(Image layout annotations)
=====

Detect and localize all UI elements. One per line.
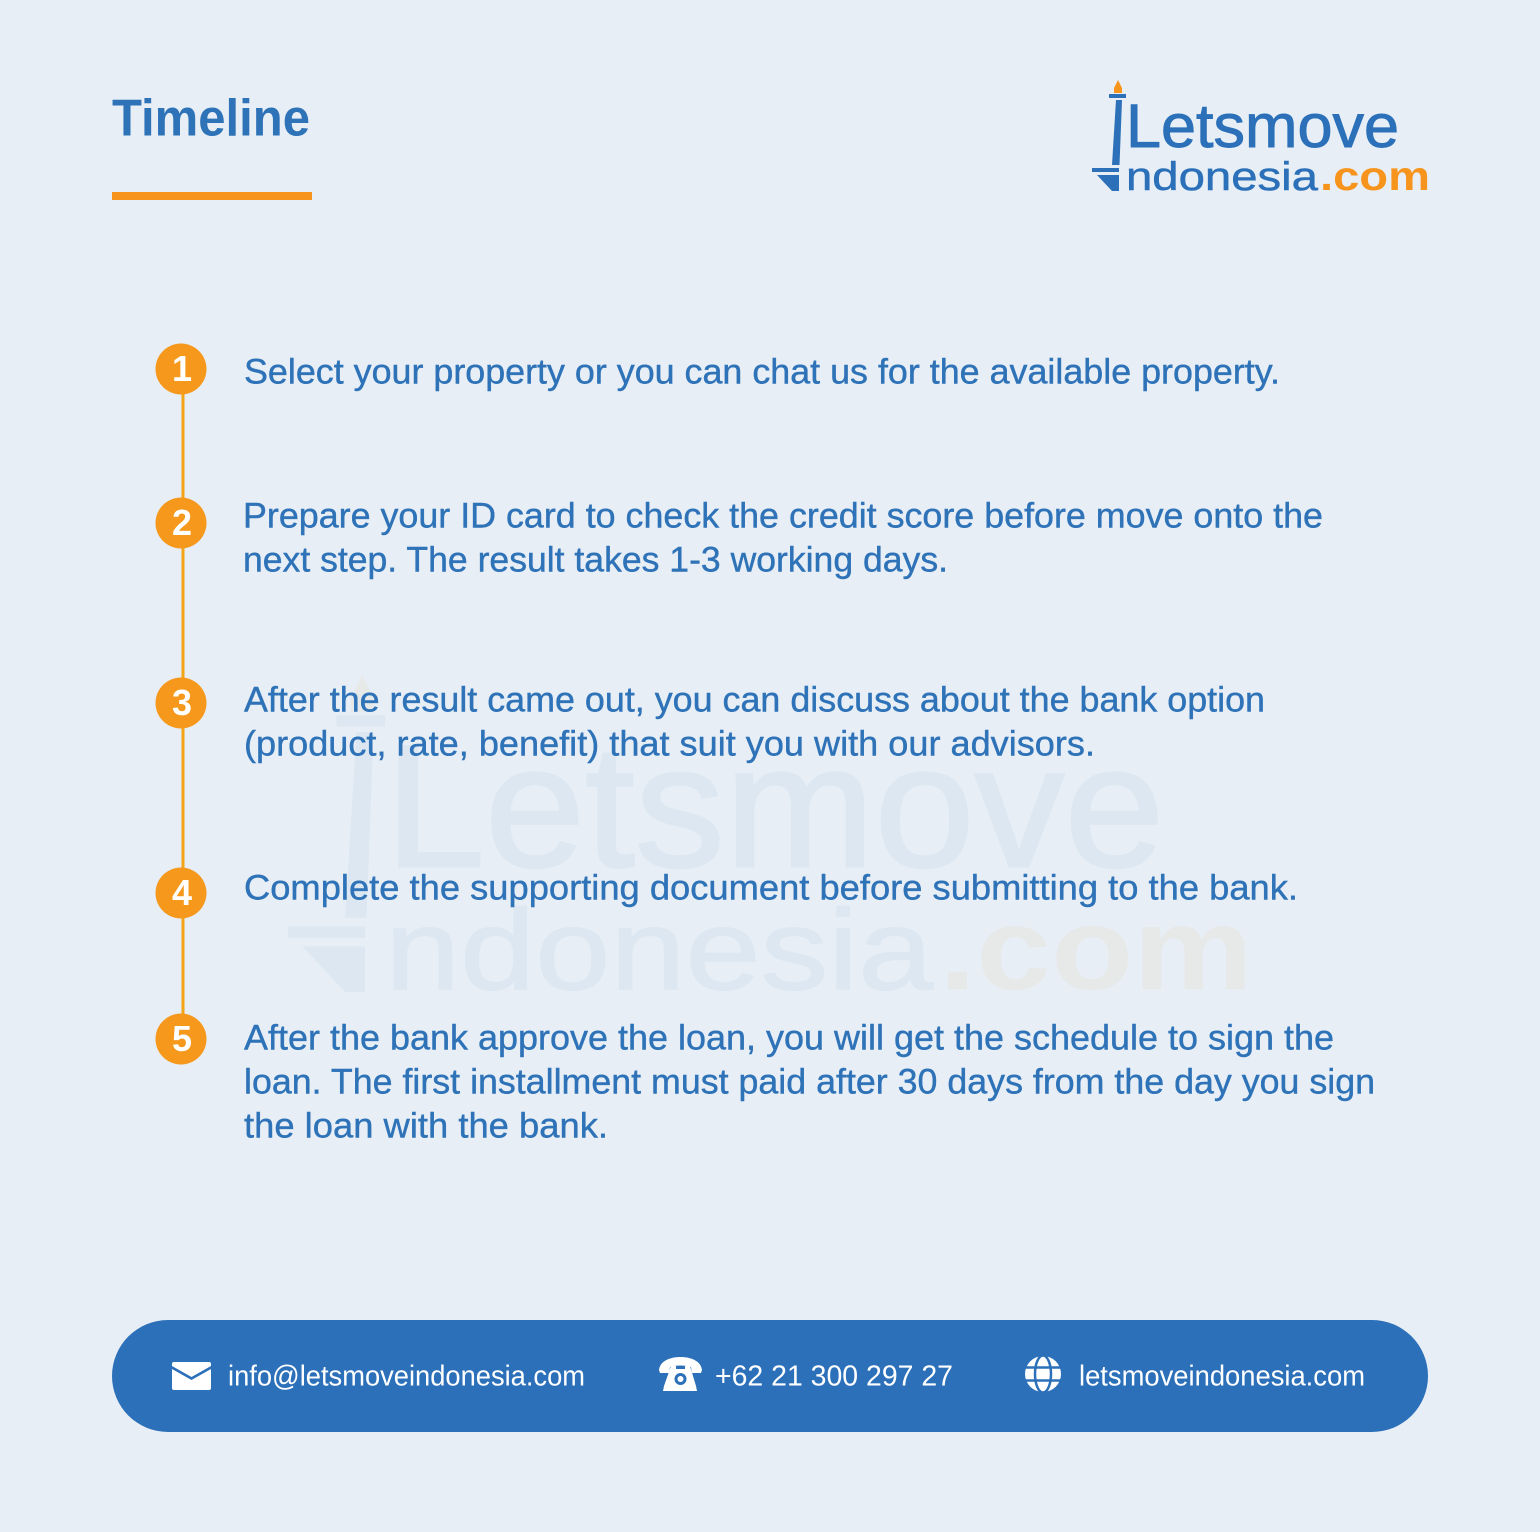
icon: envelope bbox=[172, 1362, 211, 1390]
timeline connector line bbox=[182, 369, 184, 1039]
step 5 bbox=[156, 1014, 1375, 1146]
step 2 bbox=[156, 496, 1323, 580]
email: info@letsmoveindonesia.com bbox=[228, 1360, 585, 1392]
logo wordmark: ndonesia bbox=[1126, 155, 1319, 199]
watermark logo: .com bbox=[939, 883, 1253, 1014]
contact bar bbox=[112, 1320, 1428, 1432]
step 5: loan. The first installment must paid after 30 days from the day you sign bbox=[244, 1062, 1375, 1102]
step 3: 3 bbox=[172, 682, 192, 723]
website: letsmoveindonesia.com bbox=[1079, 1360, 1365, 1392]
step 4: Complete the supporting document before submitting to the bank. bbox=[244, 868, 1298, 908]
step 5: After the bank approve the loan, you will get the schedule to sign the bbox=[244, 1018, 1334, 1058]
phone number: +62 21 300 297 27 bbox=[715, 1360, 953, 1392]
step 5: 5 bbox=[172, 1018, 192, 1059]
step 4: 4 bbox=[172, 872, 192, 913]
watermark logo: Letsmove bbox=[385, 708, 1164, 903]
logo wordmark bbox=[1126, 92, 1430, 199]
step 4 bbox=[156, 868, 1298, 918]
logo wordmark: Letsmove bbox=[1126, 92, 1399, 160]
step 1: 1 bbox=[172, 348, 192, 389]
watermark logo bbox=[288, 675, 1253, 1014]
step 3: (product, rate, benefit) that suit you with our advisors. bbox=[244, 724, 1095, 764]
step 2: 2 bbox=[172, 502, 192, 543]
step 1: Select your property or you can chat us for the available property. bbox=[244, 352, 1280, 392]
step 1 bbox=[156, 344, 1280, 394]
logo wordmark: .com bbox=[1320, 153, 1430, 199]
icon: telephone bbox=[659, 1357, 702, 1391]
step 2: Prepare your ID card to check the credit score before move onto the bbox=[243, 496, 1323, 536]
logo bbox=[1092, 80, 1430, 199]
step 5: the loan with the bank. bbox=[244, 1106, 608, 1146]
step 3 bbox=[156, 678, 1265, 764]
step 2: next step. The result takes 1-3 working days. bbox=[243, 540, 948, 580]
watermark logo: ndonesia bbox=[385, 887, 934, 1014]
icon: globe bbox=[1025, 1356, 1061, 1392]
icon: monument bbox=[1092, 80, 1126, 191]
title bbox=[112, 90, 312, 200]
title: Timeline bbox=[112, 90, 310, 148]
step 3: After the result came out, you can discuss about the bank option bbox=[244, 680, 1265, 720]
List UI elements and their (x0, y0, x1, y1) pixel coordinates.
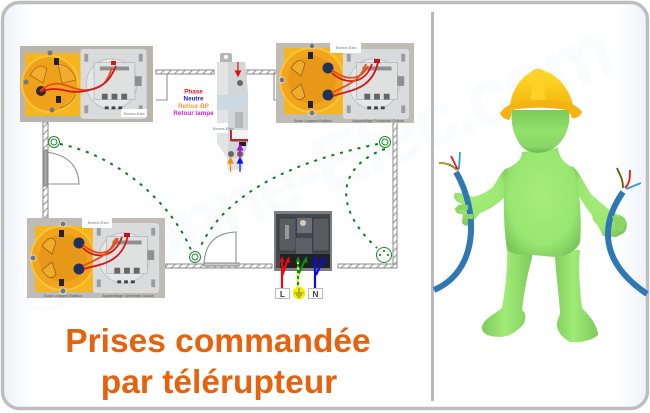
box 1: socket and switch photo (20, 46, 153, 122)
doors (44, 74, 277, 266)
right fingers (612, 216, 627, 232)
title: par télérupteur (101, 364, 337, 401)
dotted wiring (60, 144, 385, 250)
right cable wires (617, 168, 641, 189)
right leg (553, 250, 598, 342)
wire colour legend: Retour BP (178, 103, 209, 110)
caption text: Socle Legrand Batibox (44, 294, 82, 298)
watermark: © Bonne-Elec.com (2, 5, 626, 336)
figure: electrician holding cables (434, 69, 647, 342)
wire colour legend: Retour lampe (173, 110, 214, 117)
box 2: socket and switch photo (276, 43, 414, 123)
title (65, 323, 371, 401)
arrow: retour lampe (238, 145, 242, 158)
arrow: phase (236, 62, 240, 76)
caption text: Appareillage Schneider Odace (102, 294, 154, 298)
left arm (454, 168, 509, 226)
logo text: Bonne-Elec (88, 220, 109, 225)
light point symbols (48, 136, 390, 262)
wire colour legend (173, 88, 214, 117)
logo text: Bonne-Elec (213, 126, 234, 131)
arrows to terminals (282, 260, 323, 288)
caption text: Appareillage Schneider Odace (352, 119, 404, 123)
arrow heads (280, 256, 325, 263)
right cable (608, 192, 647, 294)
left fingers (458, 205, 473, 219)
box 3: socket and switch photo (27, 218, 165, 298)
left leg (482, 240, 534, 337)
terminal earth (293, 287, 305, 299)
panel divider (431, 12, 434, 401)
terminal N: N (312, 289, 319, 299)
terminal L: L (280, 289, 285, 299)
right arm (572, 166, 627, 237)
arrow: retour BP (228, 158, 233, 172)
logo text: Bonne-Elec (336, 45, 357, 50)
title: Prises commandée (65, 323, 371, 360)
walls (43, 70, 397, 268)
caption text: Socle Legrand Batibox (294, 119, 332, 123)
torso (504, 148, 581, 257)
socket back photo with terminals (274, 211, 332, 299)
hard hat (500, 69, 582, 120)
head (511, 110, 569, 153)
floor plan (43, 70, 397, 268)
left cable (434, 172, 471, 290)
left cable wires (439, 152, 460, 170)
arrow: neutre (238, 158, 242, 172)
wire colour legend: Phase (184, 88, 203, 96)
logo text: Bonne-Elec (124, 111, 145, 116)
socket symbol (376, 248, 392, 262)
wire colour legend: Neutre (184, 96, 204, 102)
remote switch module (206, 53, 248, 172)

=====

▸ WHAT YOU SHOULD DO: Update every row by replacing "watermark logo" with "background logo" wherever it occurs, keeping everything else the same. Omit the pictures from your answer.

▸ FINAL RESULT:
Detect and localize all UI elements. One per line.
icon: envelope bbox=[172, 1362, 211, 1390]
timeline connector line bbox=[182, 369, 184, 1039]
step 5 bbox=[156, 1014, 1375, 1146]
step 2 bbox=[156, 496, 1323, 580]
email: info@letsmoveindonesia.com bbox=[228, 1360, 585, 1392]
logo wordmark: ndonesia bbox=[1126, 155, 1319, 199]
background logo: .com bbox=[939, 883, 1253, 1014]
contact bar bbox=[112, 1320, 1428, 1432]
step 5: loan. The first installment must paid after 30 days from the day you sign bbox=[244, 1062, 1375, 1102]
step 3: 3 bbox=[172, 682, 192, 723]
website: letsmoveindonesia.com bbox=[1079, 1360, 1365, 1392]
step 4: Complete the supporting document before submitting to the bank. bbox=[244, 868, 1298, 908]
step 5: After the bank approve the loan, you will get the schedule to sign the bbox=[244, 1018, 1334, 1058]
phone number: +62 21 300 297 27 bbox=[715, 1360, 953, 1392]
step 5: 5 bbox=[172, 1018, 192, 1059]
step 4: 4 bbox=[172, 872, 192, 913]
background logo: Letsmove bbox=[385, 708, 1164, 903]
logo wordmark bbox=[1126, 92, 1430, 199]
step 4 bbox=[156, 868, 1298, 918]
logo wordmark: Letsmove bbox=[1126, 92, 1399, 160]
step 1: 1 bbox=[172, 348, 192, 389]
background logo bbox=[288, 675, 1253, 1014]
step 3: (product, rate, benefit) that suit you with our advisors. bbox=[244, 724, 1095, 764]
step 2: 2 bbox=[172, 502, 192, 543]
step 1: Select your property or you can chat us for the available property. bbox=[244, 352, 1280, 392]
step 1 bbox=[156, 344, 1280, 394]
logo wordmark: .com bbox=[1320, 153, 1430, 199]
icon: telephone bbox=[659, 1357, 702, 1391]
step 2: Prepare your ID card to check the credit score before move onto the bbox=[243, 496, 1323, 536]
logo bbox=[1092, 80, 1430, 199]
step 5: the loan with the bank. bbox=[244, 1106, 608, 1146]
step 3 bbox=[156, 678, 1265, 764]
step 2: next step. The result takes 1-3 working days. bbox=[243, 540, 948, 580]
background logo: ndonesia bbox=[385, 887, 934, 1014]
icon: globe bbox=[1025, 1356, 1061, 1392]
icon: monument bbox=[1092, 80, 1126, 191]
title bbox=[112, 90, 312, 200]
title: Timeline bbox=[112, 90, 310, 148]
step 3: After the result came out, you can discuss about the bank option bbox=[244, 680, 1265, 720]
List UI elements and their (x0, y0, x1, y1) pixel coordinates.
box 1: socket and switch photo (20, 46, 153, 122)
doors (44, 74, 277, 266)
right fingers (612, 216, 627, 232)
title: par télérupteur (101, 364, 337, 401)
dotted wiring (60, 144, 385, 250)
right cable wires (617, 168, 641, 189)
right leg (553, 250, 598, 342)
wire colour legend: Retour BP (178, 103, 209, 110)
caption text: Socle Legrand Batibox (44, 294, 82, 298)
watermark: © Bonne-Elec.com (2, 5, 626, 336)
figure: electrician holding cables (434, 69, 647, 342)
wire colour legend: Retour lampe (173, 110, 214, 117)
box 2: socket and switch photo (276, 43, 414, 123)
title (65, 323, 371, 401)
arrow: retour lampe (238, 145, 242, 158)
arrow: phase (236, 62, 240, 76)
caption text: Appareillage Schneider Odace (102, 294, 154, 298)
left arm (454, 168, 509, 226)
logo text: Bonne-Elec (88, 220, 109, 225)
light point symbols (48, 136, 390, 262)
wire colour legend (173, 88, 214, 117)
logo text: Bonne-Elec (213, 126, 234, 131)
arrows to terminals (282, 260, 323, 288)
caption text: Appareillage Schneider Odace (352, 119, 404, 123)
arrow heads (280, 256, 325, 263)
right cable (608, 192, 647, 294)
left fingers (458, 205, 473, 219)
box 3: socket and switch photo (27, 218, 165, 298)
left leg (482, 240, 534, 337)
terminal earth (293, 287, 305, 299)
panel divider (431, 12, 434, 401)
terminal N: N (312, 289, 319, 299)
terminal L: L (280, 289, 285, 299)
right arm (572, 166, 627, 237)
arrow: retour BP (228, 158, 233, 172)
logo text: Bonne-Elec (336, 45, 357, 50)
title: Prises commandée (65, 323, 371, 360)
walls (43, 70, 397, 268)
caption text: Socle Legrand Batibox (294, 119, 332, 123)
torso (504, 148, 581, 257)
socket back photo with terminals (274, 211, 332, 299)
hard hat (500, 69, 582, 120)
head (511, 110, 569, 153)
floor plan (43, 70, 397, 268)
left cable (434, 172, 471, 290)
left cable wires (439, 152, 460, 170)
arrow: neutre (238, 158, 242, 172)
wire colour legend: Phase (184, 88, 203, 96)
logo text: Bonne-Elec (124, 111, 145, 116)
socket symbol (376, 248, 392, 262)
wire colour legend: Neutre (184, 96, 204, 102)
remote switch module (206, 53, 248, 172)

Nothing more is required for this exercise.